= MATERIAL FOR THIS TASK =

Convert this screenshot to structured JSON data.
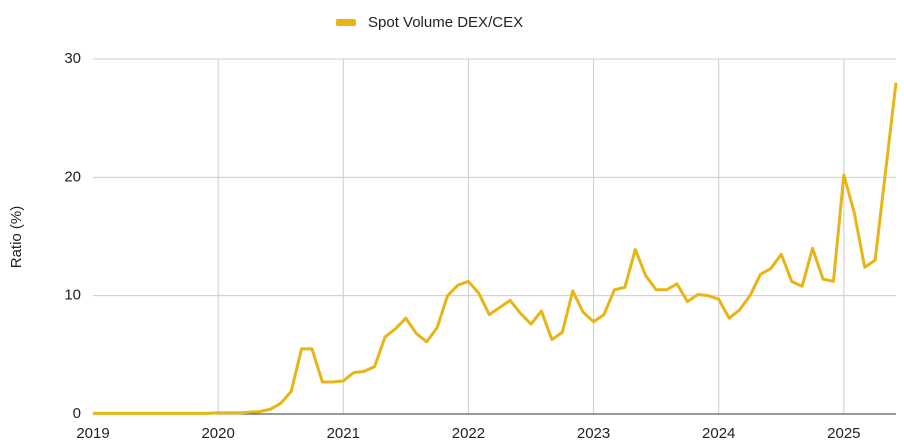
{
  "chart_data": {
    "type": "line",
    "y_label": "Ratio (%)",
    "categories": [
      "2019",
      null,
      null,
      null,
      null,
      null,
      null,
      null,
      null,
      null,
      null,
      null,
      "2020",
      null,
      null,
      null,
      null,
      null,
      null,
      null,
      null,
      null,
      null,
      null,
      "2021",
      null,
      null,
      null,
      null,
      null,
      null,
      null,
      null,
      null,
      null,
      null,
      "2022",
      null,
      null,
      null,
      null,
      null,
      null,
      null,
      null,
      null,
      null,
      null,
      "2023",
      null,
      null,
      null,
      null,
      null,
      null,
      null,
      null,
      null,
      null,
      null,
      "2024",
      null,
      null,
      null,
      null,
      null,
      null,
      null,
      null,
      null,
      null,
      null,
      "2025",
      null,
      null,
      null,
      null,
      null
    ],
    "series": [
      {
        "name": "Spot Volume DEX/CEX",
        "color": "#e8b516",
        "values": [
          0.05,
          0.05,
          0.05,
          0.05,
          0.05,
          0.05,
          0.05,
          0.05,
          0.05,
          0.05,
          0.05,
          0.05,
          0.1,
          0.1,
          0.1,
          0.15,
          0.2,
          0.4,
          0.9,
          1.9,
          5.5,
          5.5,
          2.7,
          2.7,
          2.8,
          3.5,
          3.6,
          4.0,
          6.5,
          7.2,
          8.1,
          6.8,
          6.1,
          7.3,
          10.0,
          10.9,
          11.2,
          10.2,
          8.4,
          9.0,
          9.6,
          8.5,
          7.6,
          8.7,
          6.3,
          6.9,
          10.4,
          8.6,
          7.8,
          8.4,
          10.5,
          10.7,
          13.9,
          11.7,
          10.5,
          10.5,
          11.0,
          9.5,
          10.1,
          10.0,
          9.7,
          8.1,
          8.8,
          10.0,
          11.8,
          12.3,
          13.5,
          11.2,
          10.8,
          14.0,
          11.4,
          11.2,
          20.2,
          17.0,
          12.4,
          13.0,
          20.5,
          28.0
        ]
      }
    ],
    "ylim": [
      0,
      30
    ],
    "yticks": [
      0,
      10,
      20,
      30
    ],
    "grid": true,
    "legend": "top"
  }
}
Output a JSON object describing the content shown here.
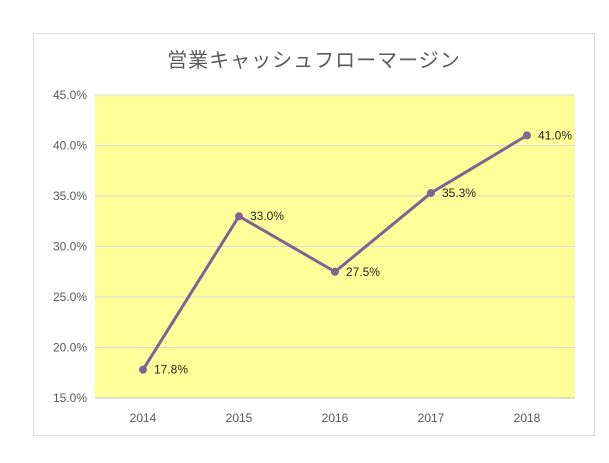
{
  "chart_data": {
    "type": "line",
    "title": "営業キャッシュフローマージン",
    "categories": [
      "2014",
      "2015",
      "2016",
      "2017",
      "2018"
    ],
    "series": [
      {
        "values": [
          17.8,
          33.0,
          27.5,
          35.3,
          41.0
        ],
        "labels": [
          "17.8%",
          "33.0%",
          "27.5%",
          "35.3%",
          "41.0%"
        ]
      }
    ],
    "ylim": [
      15,
      45
    ],
    "yticks": [
      15,
      20,
      25,
      30,
      35,
      40,
      45
    ],
    "ytick_labels": [
      "15.0%",
      "20.0%",
      "25.0%",
      "30.0%",
      "35.0%",
      "40.0%",
      "45.0%"
    ],
    "xlabel": "",
    "ylabel": "",
    "grid": true,
    "legend": "none",
    "colors": {
      "line": "#7f6394",
      "plot_bg": "#ffff99",
      "grid": "#d9d9d9"
    }
  }
}
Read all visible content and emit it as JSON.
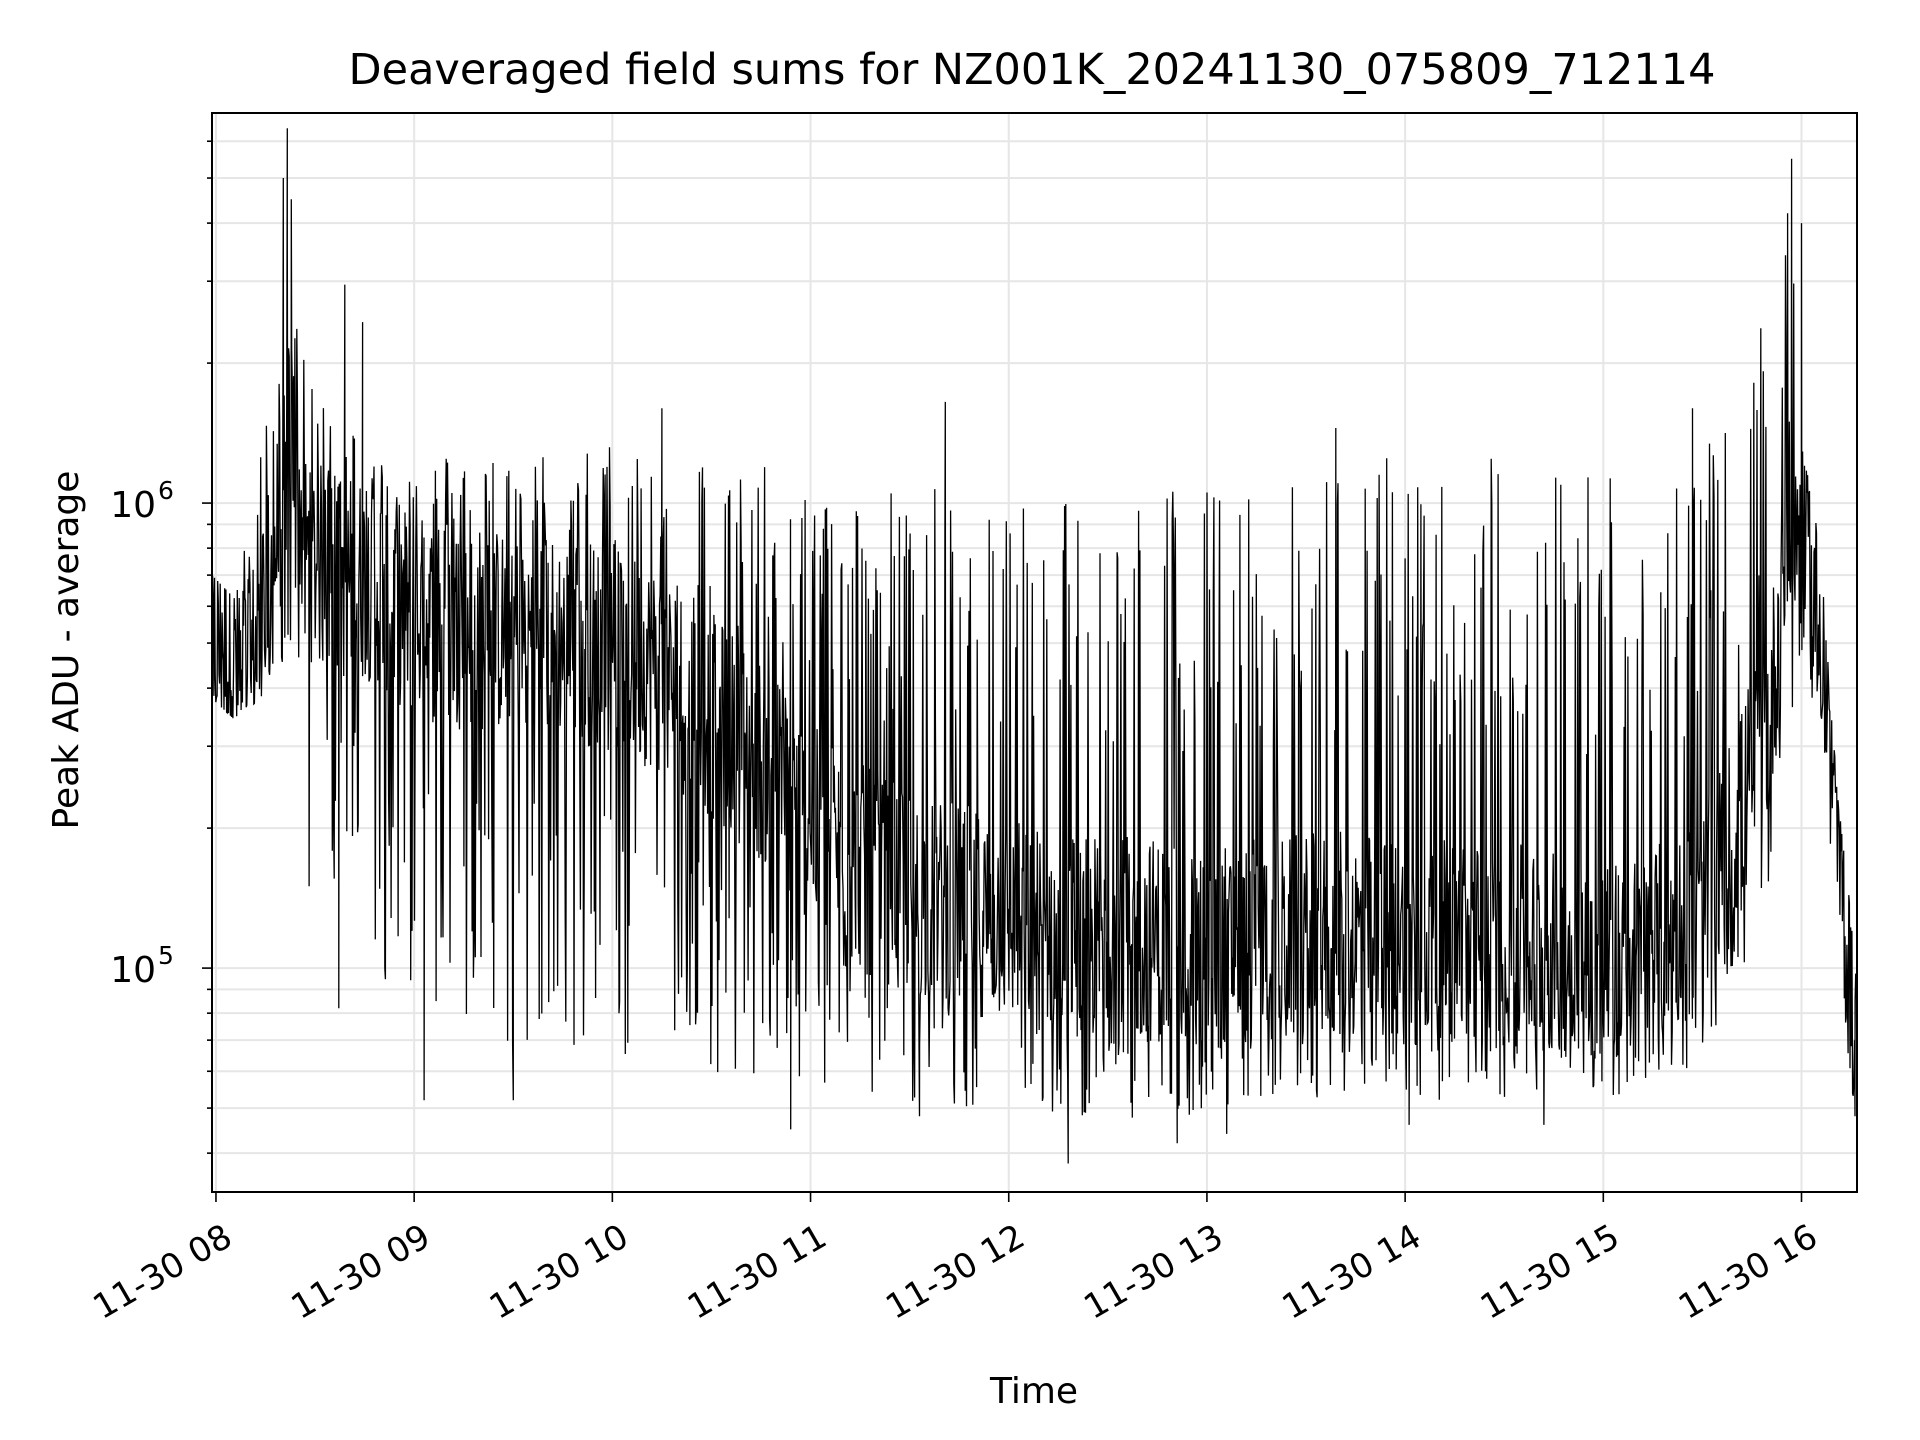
{
  "chart_data": {
    "type": "line",
    "title": "Deaveraged field sums for NZ001K_20241130_075809_712114",
    "xlabel": "Time",
    "ylabel": "Peak ADU - average",
    "yscale": "log",
    "ylim": [
      33000,
      6900000
    ],
    "xlim_hours": [
      7.98,
      16.28
    ],
    "grid": true,
    "line_color": "#000000",
    "x_ticks": [
      {
        "label": "11-30 08",
        "hour": 8
      },
      {
        "label": "11-30 09",
        "hour": 9
      },
      {
        "label": "11-30 10",
        "hour": 10
      },
      {
        "label": "11-30 11",
        "hour": 11
      },
      {
        "label": "11-30 12",
        "hour": 12
      },
      {
        "label": "11-30 13",
        "hour": 13
      },
      {
        "label": "11-30 14",
        "hour": 14
      },
      {
        "label": "11-30 15",
        "hour": 15
      },
      {
        "label": "11-30 16",
        "hour": 16
      }
    ],
    "y_ticks": [
      {
        "base": "10",
        "exp": "5",
        "value": 100000
      },
      {
        "base": "10",
        "exp": "6",
        "value": 1000000
      }
    ],
    "series": [
      {
        "name": "",
        "envelope": {
          "hours": [
            7.98,
            8.1,
            8.22,
            8.3,
            8.38,
            8.45,
            8.6,
            8.8,
            9.0,
            9.3,
            9.6,
            9.9,
            10.2,
            10.5,
            10.8,
            11.0,
            11.3,
            11.6,
            11.9,
            12.2,
            12.5,
            12.8,
            13.1,
            13.4,
            13.7,
            14.0,
            14.3,
            14.6,
            14.9,
            15.2,
            15.5,
            15.7,
            15.85,
            15.95,
            16.02,
            16.1,
            16.15,
            16.2,
            16.25,
            16.28
          ],
          "baseline": [
            520000,
            430000,
            480000,
            800000,
            1500000,
            780000,
            690000,
            690000,
            570000,
            540000,
            520000,
            500000,
            450000,
            350000,
            270000,
            200000,
            160000,
            140000,
            130000,
            120000,
            115000,
            115000,
            112000,
            115000,
            118000,
            115000,
            113000,
            110000,
            105000,
            105000,
            130000,
            220000,
            380000,
            1000000,
            720000,
            520000,
            250000,
            150000,
            90000,
            62000
          ],
          "min": [
            380000,
            340000,
            380000,
            420000,
            480000,
            360000,
            120000,
            90000,
            70000,
            70000,
            65000,
            65000,
            65000,
            60000,
            55000,
            52000,
            52000,
            50000,
            50000,
            48000,
            48000,
            47000,
            50000,
            52000,
            53000,
            52000,
            52000,
            52000,
            53000,
            53000,
            55000,
            90000,
            140000,
            300000,
            350000,
            350000,
            160000,
            100000,
            55000,
            50000
          ],
          "max": [
            700000,
            620000,
            1300000,
            2000000,
            6400000,
            1800000,
            1700000,
            1300000,
            1300000,
            1300000,
            1300000,
            1350000,
            1400000,
            1300000,
            1200000,
            1150000,
            1100000,
            1100000,
            1100000,
            1100000,
            1100000,
            1150000,
            1100000,
            1100000,
            1300000,
            1300000,
            1300000,
            1300000,
            1300000,
            1300000,
            1300000,
            1600000,
            3000000,
            5800000,
            1200000,
            900000,
            350000,
            200000,
            130000,
            90000
          ]
        },
        "highlights": [
          {
            "hour": 8.36,
            "value": 6400000
          },
          {
            "hour": 8.34,
            "value": 5000000
          },
          {
            "hour": 8.38,
            "value": 4500000
          },
          {
            "hour": 8.65,
            "value": 2950000
          },
          {
            "hour": 8.74,
            "value": 2450000
          },
          {
            "hour": 8.47,
            "value": 150000
          },
          {
            "hour": 8.62,
            "value": 82000
          },
          {
            "hour": 9.05,
            "value": 52000
          },
          {
            "hour": 9.5,
            "value": 52000
          },
          {
            "hour": 10.25,
            "value": 1600000
          },
          {
            "hour": 10.9,
            "value": 45000
          },
          {
            "hour": 11.68,
            "value": 1650000
          },
          {
            "hour": 11.55,
            "value": 48000
          },
          {
            "hour": 12.3,
            "value": 38000
          },
          {
            "hour": 12.85,
            "value": 42000
          },
          {
            "hour": 13.1,
            "value": 44000
          },
          {
            "hour": 13.65,
            "value": 1450000
          },
          {
            "hour": 14.02,
            "value": 46000
          },
          {
            "hour": 14.7,
            "value": 46000
          },
          {
            "hour": 15.45,
            "value": 1600000
          },
          {
            "hour": 15.95,
            "value": 5500000
          },
          {
            "hour": 15.93,
            "value": 4200000
          },
          {
            "hour": 16.0,
            "value": 4000000
          },
          {
            "hour": 16.27,
            "value": 48000
          }
        ]
      }
    ]
  }
}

= SET EXERCISE =
Repeat the data in full and exactly. Omit pictures.

= THE ANSWER =
Convert this screenshot to structured JSON data.
{
  "chart_data": {
    "type": "line",
    "y_label": "Ratio (%)",
    "categories": [
      "2019",
      null,
      null,
      null,
      null,
      null,
      null,
      null,
      null,
      null,
      null,
      null,
      "2020",
      null,
      null,
      null,
      null,
      null,
      null,
      null,
      null,
      null,
      null,
      null,
      "2021",
      null,
      null,
      null,
      null,
      null,
      null,
      null,
      null,
      null,
      null,
      null,
      "2022",
      null,
      null,
      null,
      null,
      null,
      null,
      null,
      null,
      null,
      null,
      null,
      "2023",
      null,
      null,
      null,
      null,
      null,
      null,
      null,
      null,
      null,
      null,
      null,
      "2024",
      null,
      null,
      null,
      null,
      null,
      null,
      null,
      null,
      null,
      null,
      null,
      "2025",
      null,
      null,
      null,
      null,
      null
    ],
    "series": [
      {
        "name": "Spot Volume DEX/CEX",
        "color": "#e8b516",
        "values": [
          0.05,
          0.05,
          0.05,
          0.05,
          0.05,
          0.05,
          0.05,
          0.05,
          0.05,
          0.05,
          0.05,
          0.05,
          0.1,
          0.1,
          0.1,
          0.15,
          0.2,
          0.4,
          0.9,
          1.9,
          5.5,
          5.5,
          2.7,
          2.7,
          2.8,
          3.5,
          3.6,
          4.0,
          6.5,
          7.2,
          8.1,
          6.8,
          6.1,
          7.3,
          10.0,
          10.9,
          11.2,
          10.2,
          8.4,
          9.0,
          9.6,
          8.5,
          7.6,
          8.7,
          6.3,
          6.9,
          10.4,
          8.6,
          7.8,
          8.4,
          10.5,
          10.7,
          13.9,
          11.7,
          10.5,
          10.5,
          11.0,
          9.5,
          10.1,
          10.0,
          9.7,
          8.1,
          8.8,
          10.0,
          11.8,
          12.3,
          13.5,
          11.2,
          10.8,
          14.0,
          11.4,
          11.2,
          20.2,
          17.0,
          12.4,
          13.0,
          20.5,
          28.0
        ]
      }
    ],
    "ylim": [
      0,
      30
    ],
    "yticks": [
      0,
      10,
      20,
      30
    ],
    "grid": true,
    "legend": "top"
  }
}
Output a JSON object describing the content shown here.
{
  "chart_data": {
    "type": "line",
    "title": "営業キャッシュフローマージン",
    "categories": [
      "2014",
      "2015",
      "2016",
      "2017",
      "2018"
    ],
    "series": [
      {
        "values": [
          17.8,
          33.0,
          27.5,
          35.3,
          41.0
        ],
        "labels": [
          "17.8%",
          "33.0%",
          "27.5%",
          "35.3%",
          "41.0%"
        ]
      }
    ],
    "ylim": [
      15,
      45
    ],
    "yticks": [
      15,
      20,
      25,
      30,
      35,
      40,
      45
    ],
    "ytick_labels": [
      "15.0%",
      "20.0%",
      "25.0%",
      "30.0%",
      "35.0%",
      "40.0%",
      "45.0%"
    ],
    "xlabel": "",
    "ylabel": "",
    "grid": true,
    "legend": "none",
    "colors": {
      "line": "#7f6394",
      "plot_bg": "#ffff99",
      "grid": "#d9d9d9"
    }
  }
}
Read all visible content and emit it as JSON.
{
  "chart_data": {
    "type": "line",
    "title": "Deaveraged field sums for NZ001K_20241130_075809_712114",
    "xlabel": "Time",
    "ylabel": "Peak ADU - average",
    "yscale": "log",
    "ylim": [
      33000,
      6900000
    ],
    "xlim_hours": [
      7.98,
      16.28
    ],
    "grid": true,
    "line_color": "#000000",
    "x_ticks": [
      {
        "label": "11-30 08",
        "hour": 8
      },
      {
        "label": "11-30 09",
        "hour": 9
      },
      {
        "label": "11-30 10",
        "hour": 10
      },
      {
        "label": "11-30 11",
        "hour": 11
      },
      {
        "label": "11-30 12",
        "hour": 12
      },
      {
        "label": "11-30 13",
        "hour": 13
      },
      {
        "label": "11-30 14",
        "hour": 14
      },
      {
        "label": "11-30 15",
        "hour": 15
      },
      {
        "label": "11-30 16",
        "hour": 16
      }
    ],
    "y_ticks": [
      {
        "base": "10",
        "exp": "5",
        "value": 100000
      },
      {
        "base": "10",
        "exp": "6",
        "value": 1000000
      }
    ],
    "series": [
      {
        "name": "",
        "envelope": {
          "hours": [
            7.98,
            8.1,
            8.22,
            8.3,
            8.38,
            8.45,
            8.6,
            8.8,
            9.0,
            9.3,
            9.6,
            9.9,
            10.2,
            10.5,
            10.8,
            11.0,
            11.3,
            11.6,
            11.9,
            12.2,
            12.5,
            12.8,
            13.1,
            13.4,
            13.7,
            14.0,
            14.3,
            14.6,
            14.9,
            15.2,
            15.5,
            15.7,
            15.85,
            15.95,
            16.02,
            16.1,
            16.15,
            16.2,
            16.25,
            16.28
          ],
          "baseline": [
            520000,
            430000,
            480000,
            800000,
            1500000,
            780000,
            690000,
            690000,
            570000,
            540000,
            520000,
            500000,
            450000,
            350000,
            270000,
            200000,
            160000,
            140000,
            130000,
            120000,
            115000,
            115000,
            112000,
            115000,
            118000,
            115000,
            113000,
            110000,
            105000,
            105000,
            130000,
            220000,
            380000,
            1000000,
            720000,
            520000,
            250000,
            150000,
            90000,
            62000
          ],
          "min": [
            380000,
            340000,
            380000,
            420000,
            480000,
            360000,
            120000,
            90000,
            70000,
            70000,
            65000,
            65000,
            65000,
            60000,
            55000,
            52000,
            52000,
            50000,
            50000,
            48000,
            48000,
            47000,
            50000,
            52000,
            53000,
            52000,
            52000,
            52000,
            53000,
            53000,
            55000,
            90000,
            140000,
            300000,
            350000,
            350000,
            160000,
            100000,
            55000,
            50000
          ],
          "max": [
            700000,
            620000,
            1300000,
            2000000,
            6400000,
            1800000,
            1700000,
            1300000,
            1300000,
            1300000,
            1300000,
            1350000,
            1400000,
            1300000,
            1200000,
            1150000,
            1100000,
            1100000,
            1100000,
            1100000,
            1100000,
            1150000,
            1100000,
            1100000,
            1300000,
            1300000,
            1300000,
            1300000,
            1300000,
            1300000,
            1300000,
            1600000,
            3000000,
            5800000,
            1200000,
            900000,
            350000,
            200000,
            130000,
            90000
          ]
        },
        "highlights": [
          {
            "hour": 8.36,
            "value": 6400000
          },
          {
            "hour": 8.34,
            "value": 5000000
          },
          {
            "hour": 8.38,
            "value": 4500000
          },
          {
            "hour": 8.65,
            "value": 2950000
          },
          {
            "hour": 8.74,
            "value": 2450000
          },
          {
            "hour": 8.47,
            "value": 150000
          },
          {
            "hour": 8.62,
            "value": 82000
          },
          {
            "hour": 9.05,
            "value": 52000
          },
          {
            "hour": 9.5,
            "value": 52000
          },
          {
            "hour": 10.25,
            "value": 1600000
          },
          {
            "hour": 10.9,
            "value": 45000
          },
          {
            "hour": 11.68,
            "value": 1650000
          },
          {
            "hour": 11.55,
            "value": 48000
          },
          {
            "hour": 12.3,
            "value": 38000
          },
          {
            "hour": 12.85,
            "value": 42000
          },
          {
            "hour": 13.1,
            "value": 44000
          },
          {
            "hour": 13.65,
            "value": 1450000
          },
          {
            "hour": 14.02,
            "value": 46000
          },
          {
            "hour": 14.7,
            "value": 46000
          },
          {
            "hour": 15.45,
            "value": 1600000
          },
          {
            "hour": 15.95,
            "value": 5500000
          },
          {
            "hour": 15.93,
            "value": 4200000
          },
          {
            "hour": 16.0,
            "value": 4000000
          },
          {
            "hour": 16.27,
            "value": 48000
          }
        ]
      }
    ]
  }
}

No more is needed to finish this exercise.